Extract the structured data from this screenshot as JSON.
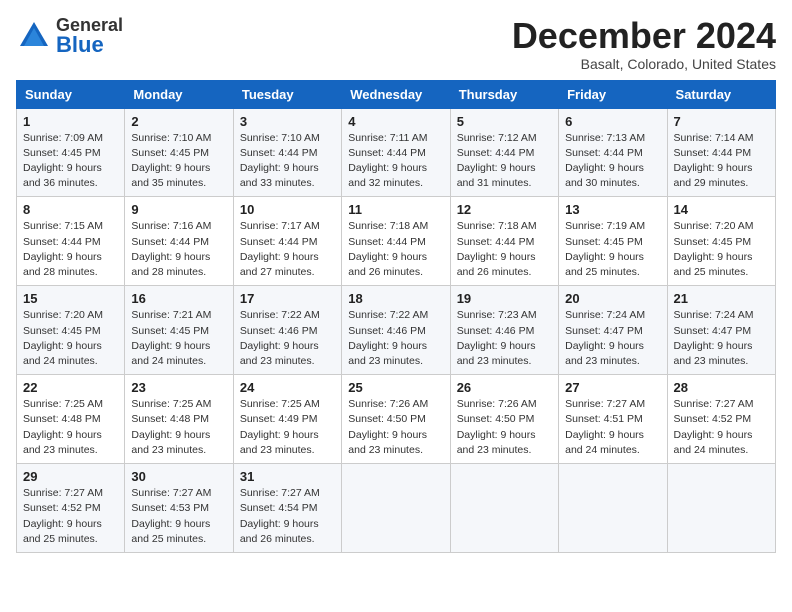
{
  "header": {
    "logo_general": "General",
    "logo_blue": "Blue",
    "month_title": "December 2024",
    "subtitle": "Basalt, Colorado, United States"
  },
  "calendar": {
    "days_of_week": [
      "Sunday",
      "Monday",
      "Tuesday",
      "Wednesday",
      "Thursday",
      "Friday",
      "Saturday"
    ],
    "weeks": [
      [
        null,
        {
          "day": "2",
          "sunrise": "Sunrise: 7:10 AM",
          "sunset": "Sunset: 4:45 PM",
          "daylight": "Daylight: 9 hours and 35 minutes."
        },
        {
          "day": "3",
          "sunrise": "Sunrise: 7:10 AM",
          "sunset": "Sunset: 4:44 PM",
          "daylight": "Daylight: 9 hours and 33 minutes."
        },
        {
          "day": "4",
          "sunrise": "Sunrise: 7:11 AM",
          "sunset": "Sunset: 4:44 PM",
          "daylight": "Daylight: 9 hours and 32 minutes."
        },
        {
          "day": "5",
          "sunrise": "Sunrise: 7:12 AM",
          "sunset": "Sunset: 4:44 PM",
          "daylight": "Daylight: 9 hours and 31 minutes."
        },
        {
          "day": "6",
          "sunrise": "Sunrise: 7:13 AM",
          "sunset": "Sunset: 4:44 PM",
          "daylight": "Daylight: 9 hours and 30 minutes."
        },
        {
          "day": "7",
          "sunrise": "Sunrise: 7:14 AM",
          "sunset": "Sunset: 4:44 PM",
          "daylight": "Daylight: 9 hours and 29 minutes."
        }
      ],
      [
        {
          "day": "1",
          "sunrise": "Sunrise: 7:09 AM",
          "sunset": "Sunset: 4:45 PM",
          "daylight": "Daylight: 9 hours and 36 minutes."
        },
        {
          "day": "9",
          "sunrise": "Sunrise: 7:16 AM",
          "sunset": "Sunset: 4:44 PM",
          "daylight": "Daylight: 9 hours and 28 minutes."
        },
        {
          "day": "10",
          "sunrise": "Sunrise: 7:17 AM",
          "sunset": "Sunset: 4:44 PM",
          "daylight": "Daylight: 9 hours and 27 minutes."
        },
        {
          "day": "11",
          "sunrise": "Sunrise: 7:18 AM",
          "sunset": "Sunset: 4:44 PM",
          "daylight": "Daylight: 9 hours and 26 minutes."
        },
        {
          "day": "12",
          "sunrise": "Sunrise: 7:18 AM",
          "sunset": "Sunset: 4:44 PM",
          "daylight": "Daylight: 9 hours and 26 minutes."
        },
        {
          "day": "13",
          "sunrise": "Sunrise: 7:19 AM",
          "sunset": "Sunset: 4:45 PM",
          "daylight": "Daylight: 9 hours and 25 minutes."
        },
        {
          "day": "14",
          "sunrise": "Sunrise: 7:20 AM",
          "sunset": "Sunset: 4:45 PM",
          "daylight": "Daylight: 9 hours and 25 minutes."
        }
      ],
      [
        {
          "day": "8",
          "sunrise": "Sunrise: 7:15 AM",
          "sunset": "Sunset: 4:44 PM",
          "daylight": "Daylight: 9 hours and 28 minutes."
        },
        {
          "day": "16",
          "sunrise": "Sunrise: 7:21 AM",
          "sunset": "Sunset: 4:45 PM",
          "daylight": "Daylight: 9 hours and 24 minutes."
        },
        {
          "day": "17",
          "sunrise": "Sunrise: 7:22 AM",
          "sunset": "Sunset: 4:46 PM",
          "daylight": "Daylight: 9 hours and 23 minutes."
        },
        {
          "day": "18",
          "sunrise": "Sunrise: 7:22 AM",
          "sunset": "Sunset: 4:46 PM",
          "daylight": "Daylight: 9 hours and 23 minutes."
        },
        {
          "day": "19",
          "sunrise": "Sunrise: 7:23 AM",
          "sunset": "Sunset: 4:46 PM",
          "daylight": "Daylight: 9 hours and 23 minutes."
        },
        {
          "day": "20",
          "sunrise": "Sunrise: 7:24 AM",
          "sunset": "Sunset: 4:47 PM",
          "daylight": "Daylight: 9 hours and 23 minutes."
        },
        {
          "day": "21",
          "sunrise": "Sunrise: 7:24 AM",
          "sunset": "Sunset: 4:47 PM",
          "daylight": "Daylight: 9 hours and 23 minutes."
        }
      ],
      [
        {
          "day": "15",
          "sunrise": "Sunrise: 7:20 AM",
          "sunset": "Sunset: 4:45 PM",
          "daylight": "Daylight: 9 hours and 24 minutes."
        },
        {
          "day": "23",
          "sunrise": "Sunrise: 7:25 AM",
          "sunset": "Sunset: 4:48 PM",
          "daylight": "Daylight: 9 hours and 23 minutes."
        },
        {
          "day": "24",
          "sunrise": "Sunrise: 7:25 AM",
          "sunset": "Sunset: 4:49 PM",
          "daylight": "Daylight: 9 hours and 23 minutes."
        },
        {
          "day": "25",
          "sunrise": "Sunrise: 7:26 AM",
          "sunset": "Sunset: 4:50 PM",
          "daylight": "Daylight: 9 hours and 23 minutes."
        },
        {
          "day": "26",
          "sunrise": "Sunrise: 7:26 AM",
          "sunset": "Sunset: 4:50 PM",
          "daylight": "Daylight: 9 hours and 23 minutes."
        },
        {
          "day": "27",
          "sunrise": "Sunrise: 7:27 AM",
          "sunset": "Sunset: 4:51 PM",
          "daylight": "Daylight: 9 hours and 24 minutes."
        },
        {
          "day": "28",
          "sunrise": "Sunrise: 7:27 AM",
          "sunset": "Sunset: 4:52 PM",
          "daylight": "Daylight: 9 hours and 24 minutes."
        }
      ],
      [
        {
          "day": "22",
          "sunrise": "Sunrise: 7:25 AM",
          "sunset": "Sunset: 4:48 PM",
          "daylight": "Daylight: 9 hours and 23 minutes."
        },
        {
          "day": "30",
          "sunrise": "Sunrise: 7:27 AM",
          "sunset": "Sunset: 4:53 PM",
          "daylight": "Daylight: 9 hours and 25 minutes."
        },
        {
          "day": "31",
          "sunrise": "Sunrise: 7:27 AM",
          "sunset": "Sunset: 4:54 PM",
          "daylight": "Daylight: 9 hours and 26 minutes."
        },
        null,
        null,
        null,
        null
      ],
      [
        {
          "day": "29",
          "sunrise": "Sunrise: 7:27 AM",
          "sunset": "Sunset: 4:52 PM",
          "daylight": "Daylight: 9 hours and 25 minutes."
        },
        null,
        null,
        null,
        null,
        null,
        null
      ]
    ]
  }
}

----------------------------------------

= Problem requirements =
Copy all the lines of data exactly as they appear, dropping any images.

= Answer to the exercise =
Extract the structured data from this screenshot as JSON.
{
  "header": {
    "logo_general": "General",
    "logo_blue": "Blue",
    "month_title": "December 2024",
    "subtitle": "Basalt, Colorado, United States"
  },
  "calendar": {
    "days_of_week": [
      "Sunday",
      "Monday",
      "Tuesday",
      "Wednesday",
      "Thursday",
      "Friday",
      "Saturday"
    ],
    "weeks": [
      [
        null,
        {
          "day": "2",
          "sunrise": "Sunrise: 7:10 AM",
          "sunset": "Sunset: 4:45 PM",
          "daylight": "Daylight: 9 hours and 35 minutes."
        },
        {
          "day": "3",
          "sunrise": "Sunrise: 7:10 AM",
          "sunset": "Sunset: 4:44 PM",
          "daylight": "Daylight: 9 hours and 33 minutes."
        },
        {
          "day": "4",
          "sunrise": "Sunrise: 7:11 AM",
          "sunset": "Sunset: 4:44 PM",
          "daylight": "Daylight: 9 hours and 32 minutes."
        },
        {
          "day": "5",
          "sunrise": "Sunrise: 7:12 AM",
          "sunset": "Sunset: 4:44 PM",
          "daylight": "Daylight: 9 hours and 31 minutes."
        },
        {
          "day": "6",
          "sunrise": "Sunrise: 7:13 AM",
          "sunset": "Sunset: 4:44 PM",
          "daylight": "Daylight: 9 hours and 30 minutes."
        },
        {
          "day": "7",
          "sunrise": "Sunrise: 7:14 AM",
          "sunset": "Sunset: 4:44 PM",
          "daylight": "Daylight: 9 hours and 29 minutes."
        }
      ],
      [
        {
          "day": "1",
          "sunrise": "Sunrise: 7:09 AM",
          "sunset": "Sunset: 4:45 PM",
          "daylight": "Daylight: 9 hours and 36 minutes."
        },
        {
          "day": "9",
          "sunrise": "Sunrise: 7:16 AM",
          "sunset": "Sunset: 4:44 PM",
          "daylight": "Daylight: 9 hours and 28 minutes."
        },
        {
          "day": "10",
          "sunrise": "Sunrise: 7:17 AM",
          "sunset": "Sunset: 4:44 PM",
          "daylight": "Daylight: 9 hours and 27 minutes."
        },
        {
          "day": "11",
          "sunrise": "Sunrise: 7:18 AM",
          "sunset": "Sunset: 4:44 PM",
          "daylight": "Daylight: 9 hours and 26 minutes."
        },
        {
          "day": "12",
          "sunrise": "Sunrise: 7:18 AM",
          "sunset": "Sunset: 4:44 PM",
          "daylight": "Daylight: 9 hours and 26 minutes."
        },
        {
          "day": "13",
          "sunrise": "Sunrise: 7:19 AM",
          "sunset": "Sunset: 4:45 PM",
          "daylight": "Daylight: 9 hours and 25 minutes."
        },
        {
          "day": "14",
          "sunrise": "Sunrise: 7:20 AM",
          "sunset": "Sunset: 4:45 PM",
          "daylight": "Daylight: 9 hours and 25 minutes."
        }
      ],
      [
        {
          "day": "8",
          "sunrise": "Sunrise: 7:15 AM",
          "sunset": "Sunset: 4:44 PM",
          "daylight": "Daylight: 9 hours and 28 minutes."
        },
        {
          "day": "16",
          "sunrise": "Sunrise: 7:21 AM",
          "sunset": "Sunset: 4:45 PM",
          "daylight": "Daylight: 9 hours and 24 minutes."
        },
        {
          "day": "17",
          "sunrise": "Sunrise: 7:22 AM",
          "sunset": "Sunset: 4:46 PM",
          "daylight": "Daylight: 9 hours and 23 minutes."
        },
        {
          "day": "18",
          "sunrise": "Sunrise: 7:22 AM",
          "sunset": "Sunset: 4:46 PM",
          "daylight": "Daylight: 9 hours and 23 minutes."
        },
        {
          "day": "19",
          "sunrise": "Sunrise: 7:23 AM",
          "sunset": "Sunset: 4:46 PM",
          "daylight": "Daylight: 9 hours and 23 minutes."
        },
        {
          "day": "20",
          "sunrise": "Sunrise: 7:24 AM",
          "sunset": "Sunset: 4:47 PM",
          "daylight": "Daylight: 9 hours and 23 minutes."
        },
        {
          "day": "21",
          "sunrise": "Sunrise: 7:24 AM",
          "sunset": "Sunset: 4:47 PM",
          "daylight": "Daylight: 9 hours and 23 minutes."
        }
      ],
      [
        {
          "day": "15",
          "sunrise": "Sunrise: 7:20 AM",
          "sunset": "Sunset: 4:45 PM",
          "daylight": "Daylight: 9 hours and 24 minutes."
        },
        {
          "day": "23",
          "sunrise": "Sunrise: 7:25 AM",
          "sunset": "Sunset: 4:48 PM",
          "daylight": "Daylight: 9 hours and 23 minutes."
        },
        {
          "day": "24",
          "sunrise": "Sunrise: 7:25 AM",
          "sunset": "Sunset: 4:49 PM",
          "daylight": "Daylight: 9 hours and 23 minutes."
        },
        {
          "day": "25",
          "sunrise": "Sunrise: 7:26 AM",
          "sunset": "Sunset: 4:50 PM",
          "daylight": "Daylight: 9 hours and 23 minutes."
        },
        {
          "day": "26",
          "sunrise": "Sunrise: 7:26 AM",
          "sunset": "Sunset: 4:50 PM",
          "daylight": "Daylight: 9 hours and 23 minutes."
        },
        {
          "day": "27",
          "sunrise": "Sunrise: 7:27 AM",
          "sunset": "Sunset: 4:51 PM",
          "daylight": "Daylight: 9 hours and 24 minutes."
        },
        {
          "day": "28",
          "sunrise": "Sunrise: 7:27 AM",
          "sunset": "Sunset: 4:52 PM",
          "daylight": "Daylight: 9 hours and 24 minutes."
        }
      ],
      [
        {
          "day": "22",
          "sunrise": "Sunrise: 7:25 AM",
          "sunset": "Sunset: 4:48 PM",
          "daylight": "Daylight: 9 hours and 23 minutes."
        },
        {
          "day": "30",
          "sunrise": "Sunrise: 7:27 AM",
          "sunset": "Sunset: 4:53 PM",
          "daylight": "Daylight: 9 hours and 25 minutes."
        },
        {
          "day": "31",
          "sunrise": "Sunrise: 7:27 AM",
          "sunset": "Sunset: 4:54 PM",
          "daylight": "Daylight: 9 hours and 26 minutes."
        },
        null,
        null,
        null,
        null
      ],
      [
        {
          "day": "29",
          "sunrise": "Sunrise: 7:27 AM",
          "sunset": "Sunset: 4:52 PM",
          "daylight": "Daylight: 9 hours and 25 minutes."
        },
        null,
        null,
        null,
        null,
        null,
        null
      ]
    ]
  }
}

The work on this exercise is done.